> [Problem statement]: Pick out and copy every line below that has the word "JSON".

— Begin Material —

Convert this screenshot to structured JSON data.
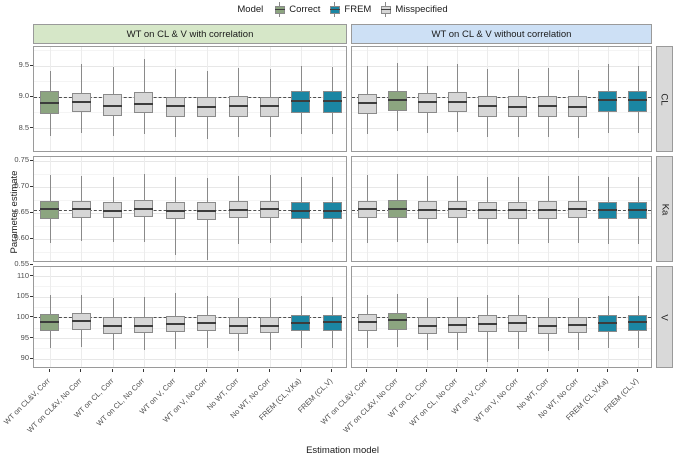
{
  "legend": {
    "title": "Model",
    "items": [
      {
        "label": "Correct",
        "color": "#8CA580"
      },
      {
        "label": "FREM",
        "color": "#1B86A3"
      },
      {
        "label": "Misspecified",
        "color": "#D6D6D6"
      }
    ]
  },
  "facets": {
    "columns": [
      {
        "label": "WT on CL & V with correlation",
        "bg": "#D6E7C8"
      },
      {
        "label": "WT on CL & V without correlation",
        "bg": "#CDE0F5"
      }
    ],
    "rows": [
      {
        "label": "CL"
      },
      {
        "label": "Ka"
      },
      {
        "label": "V"
      }
    ]
  },
  "axes": {
    "x_title": "Estimation model",
    "y_title": "Parameter estimate"
  },
  "chart_data": {
    "type": "boxplot",
    "xlabel": "Estimation model",
    "ylabel": "Parameter estimate",
    "legend_position": "top",
    "grid": true,
    "box_values_order": [
      "low_whisker",
      "q1",
      "median",
      "q3",
      "high_whisker"
    ],
    "categories": [
      "WT on CL&V, Corr",
      "WT on CL&V, No Corr",
      "WT on CL, Corr",
      "WT on CL, No Corr",
      "WT on V, Corr",
      "WT on V, No Corr",
      "No WT, Corr",
      "No WT, No Corr",
      "FREM (CL,V,Ka)",
      "FREM (CL,V)"
    ],
    "facet_columns": [
      "WT on CL & V with correlation",
      "WT on CL & V without correlation"
    ],
    "facet_rows": [
      "CL",
      "Ka",
      "V"
    ],
    "model_by_category": {
      "with_correlation": [
        "Correct",
        "Misspecified",
        "Misspecified",
        "Misspecified",
        "Misspecified",
        "Misspecified",
        "Misspecified",
        "Misspecified",
        "FREM",
        "FREM"
      ],
      "without_correlation": [
        "Misspecified",
        "Correct",
        "Misspecified",
        "Misspecified",
        "Misspecified",
        "Misspecified",
        "Misspecified",
        "Misspecified",
        "FREM",
        "FREM"
      ]
    },
    "reference_lines": {
      "CL": 9.0,
      "Ka": 0.655,
      "V": 100
    },
    "rows": [
      {
        "name": "CL",
        "ylim": [
          8.1,
          9.8
        ],
        "tick_labels": [
          "8.5",
          "9.0",
          "9.5"
        ],
        "tick_values": [
          8.5,
          9.0,
          9.5
        ],
        "ref": 9.0,
        "with_correlation": [
          [
            8.38,
            8.73,
            8.9,
            9.1,
            9.42
          ],
          [
            8.42,
            8.76,
            8.91,
            9.07,
            9.52
          ],
          [
            8.37,
            8.7,
            8.86,
            9.04,
            9.48
          ],
          [
            8.4,
            8.74,
            8.89,
            9.08,
            9.6
          ],
          [
            8.35,
            8.68,
            8.85,
            9.0,
            9.45
          ],
          [
            8.33,
            8.67,
            8.84,
            9.0,
            9.42
          ],
          [
            8.36,
            8.68,
            8.85,
            9.01,
            9.47
          ],
          [
            8.35,
            8.67,
            8.85,
            9.0,
            9.44
          ],
          [
            8.4,
            8.74,
            8.93,
            9.1,
            9.5
          ],
          [
            8.41,
            8.74,
            8.93,
            9.1,
            9.48
          ]
        ],
        "without_correlation": [
          [
            8.4,
            8.72,
            8.9,
            9.05,
            9.5
          ],
          [
            8.45,
            8.78,
            8.95,
            9.1,
            9.55
          ],
          [
            8.42,
            8.74,
            8.91,
            9.06,
            9.5
          ],
          [
            8.44,
            8.76,
            8.92,
            9.08,
            9.52
          ],
          [
            8.36,
            8.68,
            8.85,
            9.02,
            9.45
          ],
          [
            8.35,
            8.67,
            8.84,
            9.01,
            9.44
          ],
          [
            8.36,
            8.68,
            8.85,
            9.02,
            9.46
          ],
          [
            8.34,
            8.67,
            8.84,
            9.01,
            9.43
          ],
          [
            8.42,
            8.76,
            8.95,
            9.1,
            9.52
          ],
          [
            8.42,
            8.76,
            8.95,
            9.1,
            9.5
          ]
        ]
      },
      {
        "name": "Ka",
        "ylim": [
          0.553,
          0.757
        ],
        "tick_labels": [
          "0.55",
          "0.60",
          "0.65",
          "0.70",
          "0.75"
        ],
        "tick_values": [
          0.55,
          0.6,
          0.65,
          0.7,
          0.75
        ],
        "ref": 0.655,
        "with_correlation": [
          [
            0.592,
            0.638,
            0.657,
            0.673,
            0.722
          ],
          [
            0.595,
            0.64,
            0.656,
            0.672,
            0.72
          ],
          [
            0.593,
            0.639,
            0.654,
            0.671,
            0.718
          ],
          [
            0.594,
            0.641,
            0.657,
            0.674,
            0.724
          ],
          [
            0.568,
            0.638,
            0.654,
            0.67,
            0.718
          ],
          [
            0.558,
            0.636,
            0.653,
            0.67,
            0.716
          ],
          [
            0.59,
            0.639,
            0.655,
            0.672,
            0.72
          ],
          [
            0.592,
            0.64,
            0.656,
            0.673,
            0.722
          ],
          [
            0.592,
            0.637,
            0.653,
            0.67,
            0.718
          ],
          [
            0.593,
            0.638,
            0.654,
            0.671,
            0.719
          ]
        ],
        "without_correlation": [
          [
            0.592,
            0.639,
            0.656,
            0.673,
            0.722
          ],
          [
            0.593,
            0.64,
            0.657,
            0.674,
            0.724
          ],
          [
            0.591,
            0.638,
            0.655,
            0.672,
            0.72
          ],
          [
            0.592,
            0.639,
            0.656,
            0.673,
            0.721
          ],
          [
            0.59,
            0.638,
            0.655,
            0.671,
            0.719
          ],
          [
            0.59,
            0.637,
            0.655,
            0.671,
            0.719
          ],
          [
            0.591,
            0.638,
            0.655,
            0.672,
            0.72
          ],
          [
            0.592,
            0.64,
            0.657,
            0.673,
            0.721
          ],
          [
            0.59,
            0.637,
            0.655,
            0.671,
            0.719
          ],
          [
            0.59,
            0.637,
            0.655,
            0.671,
            0.719
          ]
        ]
      },
      {
        "name": "V",
        "ylim": [
          87.5,
          112.2
        ],
        "tick_labels": [
          "90",
          "95",
          "100",
          "105",
          "110"
        ],
        "tick_values": [
          90,
          95,
          100,
          105,
          110
        ],
        "ref": 100,
        "with_correlation": [
          [
            92.5,
            96.8,
            99.0,
            100.9,
            105.3
          ],
          [
            92.8,
            97.0,
            99.2,
            101.0,
            105.5
          ],
          [
            92.0,
            96.0,
            97.8,
            100.0,
            104.8
          ],
          [
            92.2,
            96.2,
            98.0,
            100.2,
            105.0
          ],
          [
            92.3,
            96.4,
            98.3,
            100.4,
            105.8
          ],
          [
            92.5,
            96.6,
            98.6,
            100.6,
            105.2
          ],
          [
            91.8,
            96.0,
            97.9,
            100.0,
            104.6
          ],
          [
            92.0,
            96.1,
            98.0,
            100.1,
            104.8
          ],
          [
            92.5,
            96.6,
            98.7,
            100.6,
            105.2
          ],
          [
            92.6,
            96.6,
            98.8,
            100.6,
            105.0
          ]
        ],
        "without_correlation": [
          [
            92.6,
            96.8,
            99.0,
            100.8,
            105.4
          ],
          [
            92.8,
            97.0,
            99.3,
            101.0,
            105.6
          ],
          [
            92.0,
            96.0,
            98.0,
            100.0,
            104.8
          ],
          [
            92.1,
            96.1,
            98.1,
            100.1,
            104.9
          ],
          [
            89.3,
            96.4,
            98.5,
            100.5,
            105.3
          ],
          [
            92.4,
            96.5,
            98.6,
            100.6,
            105.4
          ],
          [
            91.9,
            96.0,
            98.0,
            100.0,
            104.7
          ],
          [
            92.0,
            96.1,
            98.1,
            100.1,
            104.8
          ],
          [
            92.5,
            96.5,
            98.7,
            100.5,
            105.2
          ],
          [
            92.6,
            96.6,
            98.8,
            100.6,
            105.1
          ]
        ]
      }
    ],
    "colors": {
      "correct": "#8CA580",
      "frem": "#1B86A3",
      "misspecified": "#D6D6D6",
      "box_border": "#8A8A8A",
      "median": "#3C3C3C",
      "reference_line": "#4F4F4F",
      "strip_with_correlation": "#D6E7C8",
      "strip_without_correlation": "#CDE0F5",
      "row_strip": "#D9D9D9"
    }
  }
}
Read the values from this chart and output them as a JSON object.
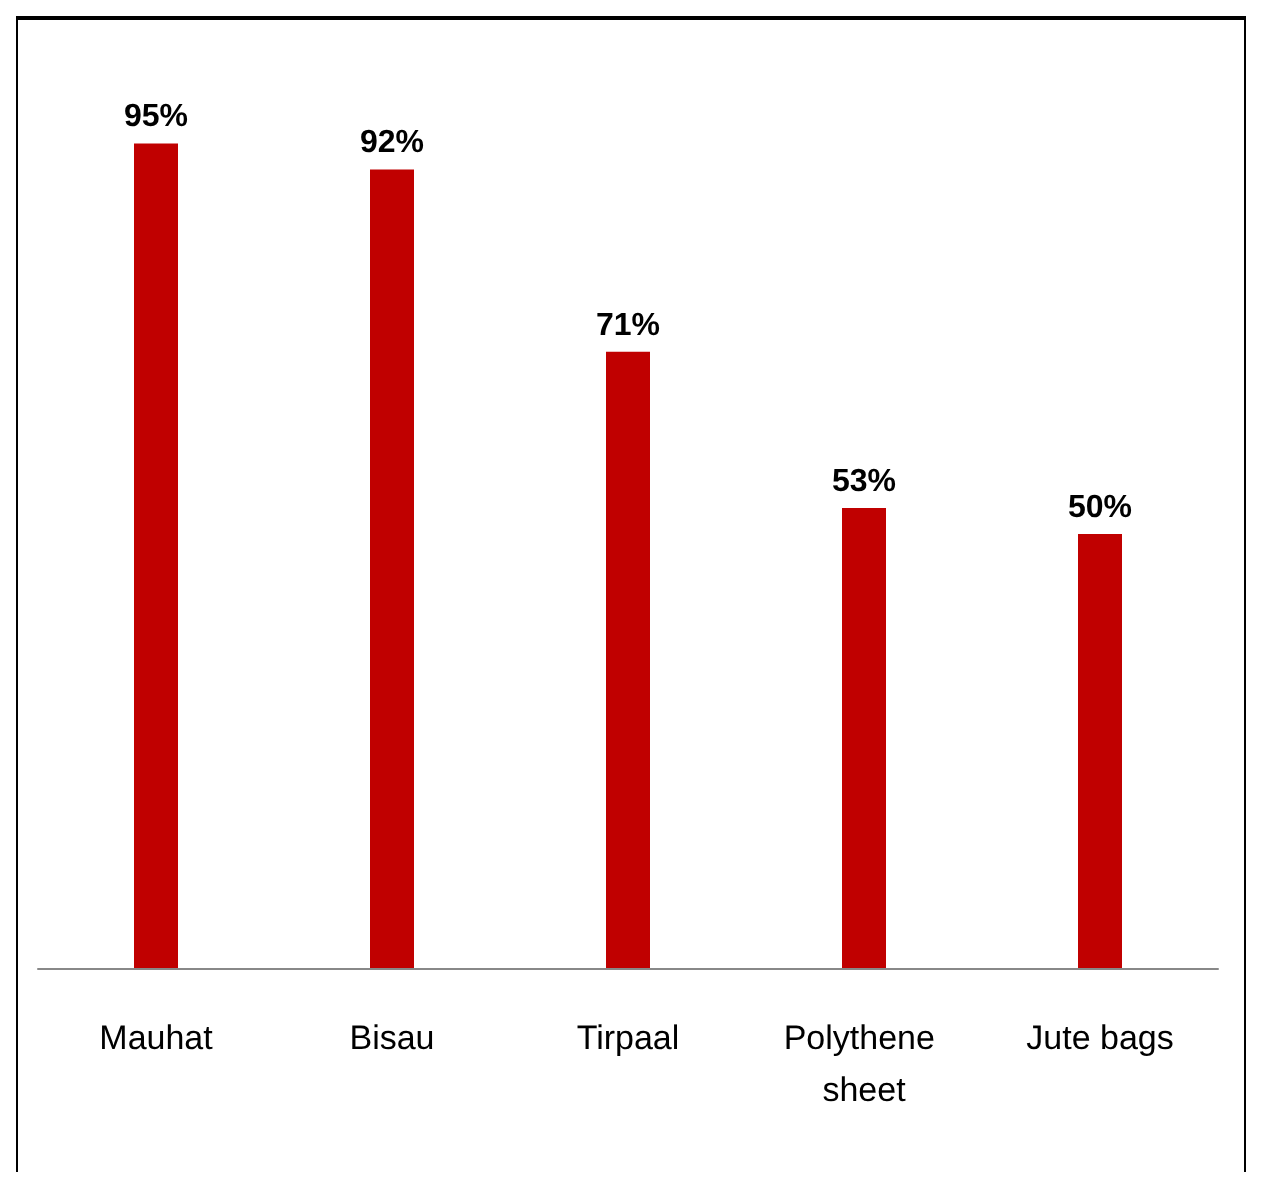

— End Material —

> [The result]:
Convert this screenshot to structured JSON data.
Read the values from this chart and output them as a JSON object.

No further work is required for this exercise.